(Page content records)
▬▬▬▬▬▬▬▬▬▬

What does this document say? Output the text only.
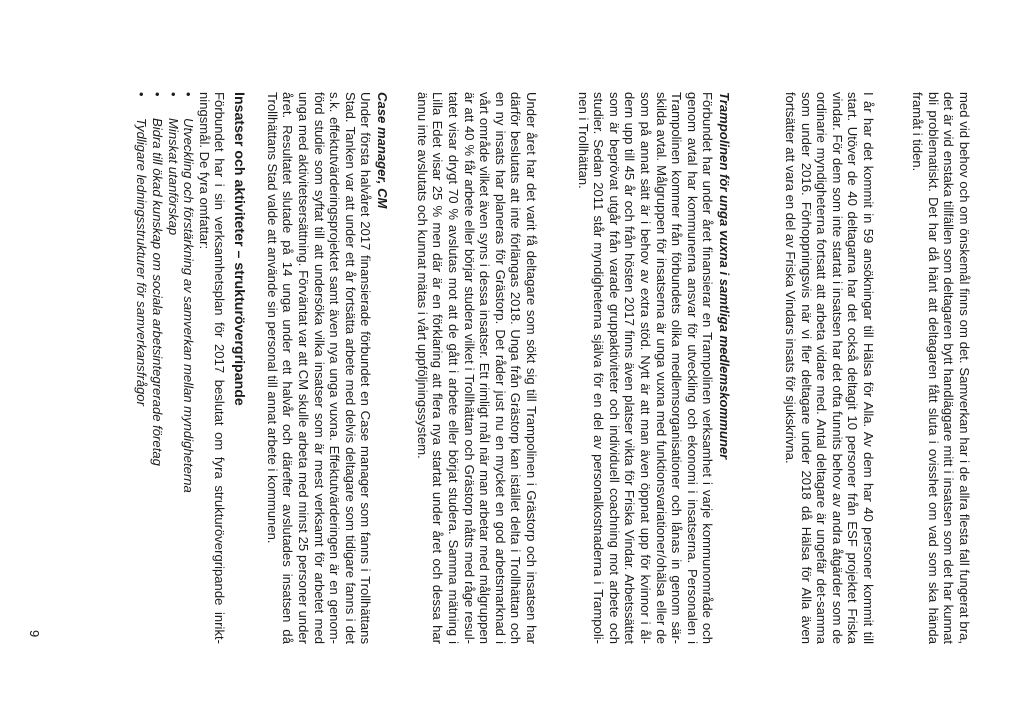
med vid behov och om önskemål finns om det. Samverkan har i de allra flesta fall fungerat bra, det är vid enstaka tillfällen som deltagaren bytt handläggare mitt i insatsen som det har kunnat bli problematiskt. Det har då hänt att deltagaren fått sluta i ovisshet om vad som ska hända framåt i tiden.

I år har det kommit in 59 ansökningar till Hälsa för Alla. Av dem har 40 personer kommit till start. Utöver de 40 deltagarna har det också deltagit 10 personer från ESF projektet Friska vindar. För dem som inte startat i insatsen har det ofta funnits behov av andra åtgärder som de ordinarie myndigheterna fortsatt att arbeta vidare med. Antal deltagare är ungefär det-samma som under 2016. Förhoppningsvis när vi fler deltagare under 2018 då Hälsa för Alla även fortsätter att vara en del av Friska Vindars insats för sjukskrivna.

Trampolinen för unga vuxna i samtliga medlemskommuner

Förbundet har under året finansierar en Trampolinen verksamhet i varje kommunområde och genom avtal har kommunerna ansvar för utveckling och ekonomi i insatserna. Personalen i Trampolinen kommer från förbundets olika medlemsorganisationer och lånas in genom sär-skilda avtal. Målgruppen för insatserna är unga vuxna med funktionsvariationer/ohälsa eller de som på annat sätt är i behov av extra stöd. Nytt är att man även öppnat upp för kvinnor i ål-dern upp till 45 år och från hösten 2017 finns även platser vikta för Friska Vindar. Arbetssättet som är beprövat utgår från varade gruppaktiviteter och individuell coachning mot arbete och studier. Sedan 2011 står myndigheterna själva för en del av personalkostnaderna i Trampoli-nen i Trollhättan.

Under året har det varit få deltagare som sökt sig till Trampolinen i Grästorp och insatsen har därför beslutats att inte förlängas 2018. Unga från Grästorp kan istället delta i Trollhättan och en ny insats har planeras för Grästorp. Det råder just nu en mycket en god arbetsmarknad i vårt område vilket även syns i dessa insatser. Ett rimligt mål när man arbetar med målgruppen är att 40 % får arbete eller börjar studera vilket i Trollhättan och Grästorp nåtts med råge resul-tatet visar drygt 70 % avslutas mot att de gått i arbete eller börjat studera. Samma mätning i Lilla Edet visar 25 % men där är en förklaring att flera nya startat under året och dessa har ännu inte avslutats och kunnat mätas i vårt uppföljningssystem.

Case manager, CM

Under första halvåret 2017 finansierade förbundet en Case manager som fanns i Trollhättans Stad. Tanken var att under ett år fortsätta arbete med delvis deltagare som tidigare fanns i det s.k. effektutvärderingsprojektet samt även nya unga vuxna. Effektutvärderingen är en genom-förd studie som syftat till att undersöka vilka insatser som är mest verksamt för arbetet med unga med aktivitetsersättning. Förväntat var att CM skulle arbeta med minst 25 personer under året. Resultatet slutade på 14 unga under ett halvår och därefter avslutades insatsen då Trollhättans Stad valde att använde sin personal till annat arbete i kommunen.

Insatser och aktiviteter – strukturövergripande

Förbundet har i sin verksamhetsplan för 2017 beslutat om fyra strukturövergripande inrikt-ningsmål. De fyra omfattar:

• Utveckling och förstärkning av samverkan mellan myndigheterna
• Minskat utanförskap
• Bidra till ökad kunskap om sociala arbetsintegrerade företag
• Tydligare ledningsstrukturer för samverkansfrågor
9
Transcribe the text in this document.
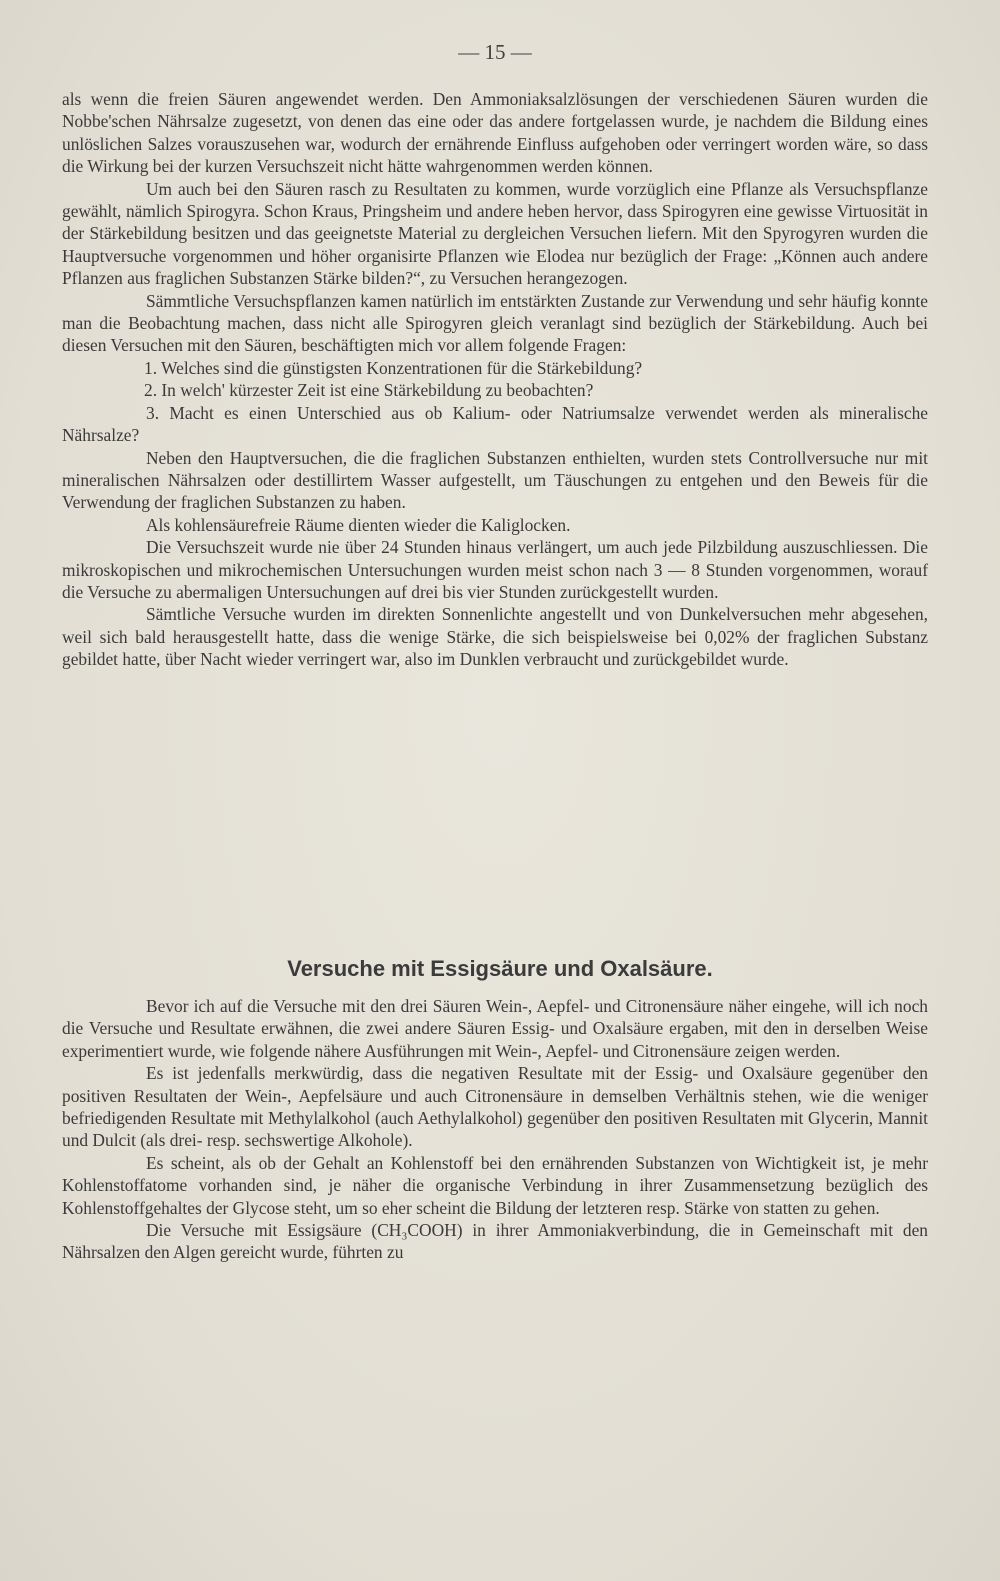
— 15 —

als wenn die freien Säuren angewendet werden. Den Ammoniaksalzlösungen der verschiedenen Säuren wurden die Nobbe'schen Nährsalze zugesetzt, von denen das eine oder das andere fortgelassen wurde, je nachdem die Bildung eines unlöslichen Salzes vorauszusehen war, wodurch der ernährende Einfluss aufgehoben oder verringert worden wäre, so dass die Wirkung bei der kurzen Versuchszeit nicht hätte wahrgenommen werden können.

Um auch bei den Säuren rasch zu Resultaten zu kommen, wurde vorzüglich eine Pflanze als Versuchspflanze gewählt, nämlich Spirogyra. Schon Kraus, Pringsheim und andere heben hervor, dass Spirogyren eine gewisse Virtuosität in der Stärkebildung besitzen und das geeignetste Material zu dergleichen Versuchen liefern. Mit den Spyrogyren wurden die Hauptversuche vorgenommen und höher organisirte Pflanzen wie Elodea nur bezüglich der Frage: „Können auch andere Pflanzen aus fraglichen Substanzen Stärke bilden?“, zu Versuchen herangezogen.

Sämmtliche Versuchspflanzen kamen natürlich im entstärkten Zustande zur Verwendung und sehr häufig konnte man die Beobachtung machen, dass nicht alle Spirogyren gleich veranlagt sind bezüglich der Stärkebildung. Auch bei diesen Versuchen mit den Säuren, beschäftigten mich vor allem folgende Fragen:

1. Welches sind die günstigsten Konzentrationen für die Stärkebildung?

2. In welch' kürzester Zeit ist eine Stärkebildung zu beobachten?

3. Macht es einen Unterschied aus ob Kalium- oder Natriumsalze verwendet werden als mineralische Nährsalze?

Neben den Hauptversuchen, die die fraglichen Substanzen enthielten, wurden stets Controllversuche nur mit mineralischen Nährsalzen oder destillirtem Wasser aufgestellt, um Täuschungen zu entgehen und den Beweis für die Verwendung der fraglichen Substanzen zu haben.

Als kohlensäurefreie Räume dienten wieder die Kaliglocken.

Die Versuchszeit wurde nie über 24 Stunden hinaus verlängert, um auch jede Pilzbildung auszuschliessen. Die mikroskopischen und mikrochemischen Untersuchungen wurden meist schon nach 3 — 8 Stunden vorgenommen, worauf die Versuche zu abermaligen Untersuchungen auf drei bis vier Stunden zurückgestellt wurden.

Sämtliche Versuche wurden im direkten Sonnenlichte angestellt und von Dunkelversuchen mehr abgesehen, weil sich bald herausgestellt hatte, dass die wenige Stärke, die sich beispielsweise bei 0,02% der fraglichen Substanz gebildet hatte, über Nacht wieder verringert war, also im Dunklen verbraucht und zurückgebildet wurde.

Versuche mit Essigsäure und Oxalsäure.

Bevor ich auf die Versuche mit den drei Säuren Wein-, Aepfel- und Citronensäure näher eingehe, will ich noch die Versuche und Resultate erwähnen, die zwei andere Säuren Essig- und Oxalsäure ergaben, mit den in derselben Weise experimentiert wurde, wie folgende nähere Ausführungen mit Wein-, Aepfel- und Citronensäure zeigen werden.

Es ist jedenfalls merkwürdig, dass die negativen Resultate mit der Essig- und Oxalsäure gegenüber den positiven Resultaten der Wein-, Aepfelsäure und auch Citronensäure in demselben Verhältnis stehen, wie die weniger befriedigenden Resultate mit Methylalkohol (auch Aethylalkohol) gegenüber den positiven Resultaten mit Glycerin, Mannit und Dulcit (als drei- resp. sechswertige Alkohole).

Es scheint, als ob der Gehalt an Kohlenstoff bei den ernährenden Substanzen von Wichtigkeit ist, je mehr Kohlenstoffatome vorhanden sind, je näher die organische Verbindung in ihrer Zusammensetzung bezüglich des Kohlenstoffgehaltes der Glycose steht, um so eher scheint die Bildung der letzteren resp. Stärke von statten zu gehen.

Die Versuche mit Essigsäure (CH₃COOH) in ihrer Ammoniakverbindung, die in Gemeinschaft mit den Nährsalzen den Algen gereicht wurde, führten zu
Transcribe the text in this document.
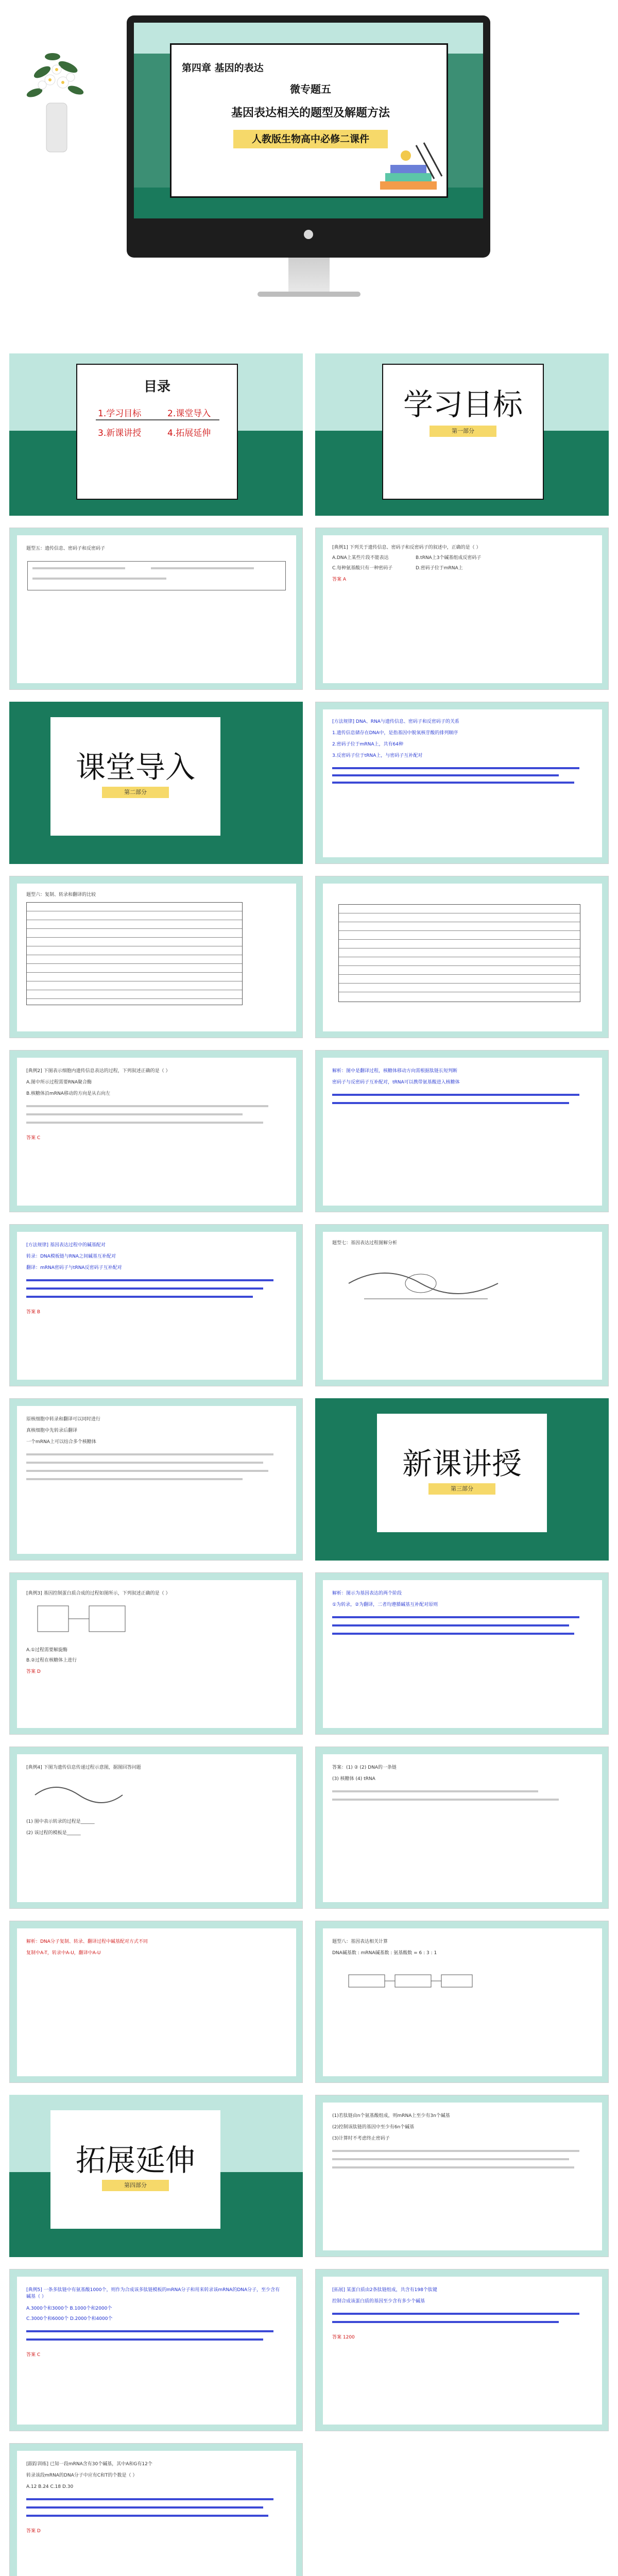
第四章 基因的表达
微专题五
基因表达相关的题型及解题方法
人教版生物高中必修二课件
目录
1.学习目标	2.课堂导入
3.新课讲授	4.拓展延伸
学习目标
第一部分
题型五：遗传信息、密码子和反密码子	[典例1] 下列关于遗传信息、密码子和反密码子的叙述中，正确的是（ ）
A.DNA上某些片段不能表达	B.tRNA上3个碱基组成反密码子
C.每种氨基酸只有一种密码子	D.密码子位于mRNA上
答案 A
课堂导入
第二部分
[方法规律] DNA、RNA与遗传信息、密码子和反密码子的关系
1.遗传信息储存在DNA中，是指基因中脱氧核苷酸的排列顺序
2.密码子位于mRNA上，共有64种
3.反密码子位于tRNA上，与密码子互补配对
题型六：复制、转录和翻译的比较
[典例2] 下图表示细胞内遗传信息表达的过程，下列叙述正确的是（ ）
A.图中所示过程需要RNA聚合酶
B.核糖体沿mRNA移动的方向是从右向左
答案 C
解析：图中是翻译过程，核糖体移动方向需根据肽链长短判断
密码子与反密码子互补配对，tRNA可以携带氨基酸进入核糖体
[方法规律] 基因表达过程中的碱基配对
转录：DNA模板链与RNA之间碱基互补配对
翻译：mRNA密码子与tRNA反密码子互补配对
答案 B
题型七：基因表达过程图解分析
原核细胞中转录和翻译可以同时进行
真核细胞中先转录后翻译
一个mRNA上可以结合多个核糖体
新课讲授
第三部分
[典例3] 基因控制蛋白质合成的过程如图所示，下列叙述正确的是（ ）
A.①过程需要解旋酶
B.②过程在核糖体上进行
答案 D
解析：图示为基因表达的两个阶段
①为转录，②为翻译，二者均遵循碱基互补配对原则
[典例4] 下图为遗传信息传递过程示意图，据图回答问题
(1) 图中表示转录的过程是______
(2) 该过程的模板是______
答案：(1) ② (2) DNA的一条链
(3) 核糖体 (4) tRNA
解析：DNA分子复制、转录、翻译过程中碱基配对方式不同
复制中A-T，转录中A-U，翻译中A-U
题型八：基因表达相关计算
DNA碱基数 : mRNA碱基数 : 氨基酸数 = 6 : 3 : 1
拓展延伸
第四部分
(1)若肽链由n个氨基酸组成，则mRNA上至少有3n个碱基
(2)控制该肽链的基因中至少有6n个碱基
(3)计算时不考虑终止密码子
[典例5] 一条多肽链中有氨基酸1000个，则作为合成该多肽链模板的mRNA分子和用来转录该mRNA的DNA分子，至少含有碱基（ ）
A.3000个和3000个 B.1000个和2000个
C.3000个和6000个 D.2000个和4000个
答案 C
[拓展] 某蛋白质由2条肽链组成，共含有198个肽键
控制合成该蛋白质的基因至少含有多少个碱基
答案 1200
[跟踪训练] 已知一段mRNA含有30个碱基，其中A和G有12个
转录该段mRNA的DNA分子中应有C和T的个数是（ ）
A.12 B.24 C.18 D.30
答案 D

▬▬▬▬▬▬▬▬▬▬

Problem to work on
Taking the records above as input, show every line in which the word "密码子位于mRNA上" is present.

Task output
C.每种氨基酸只有一种密码子	D.密码子位于mRNA上
2.密码子位于mRNA上，共有64种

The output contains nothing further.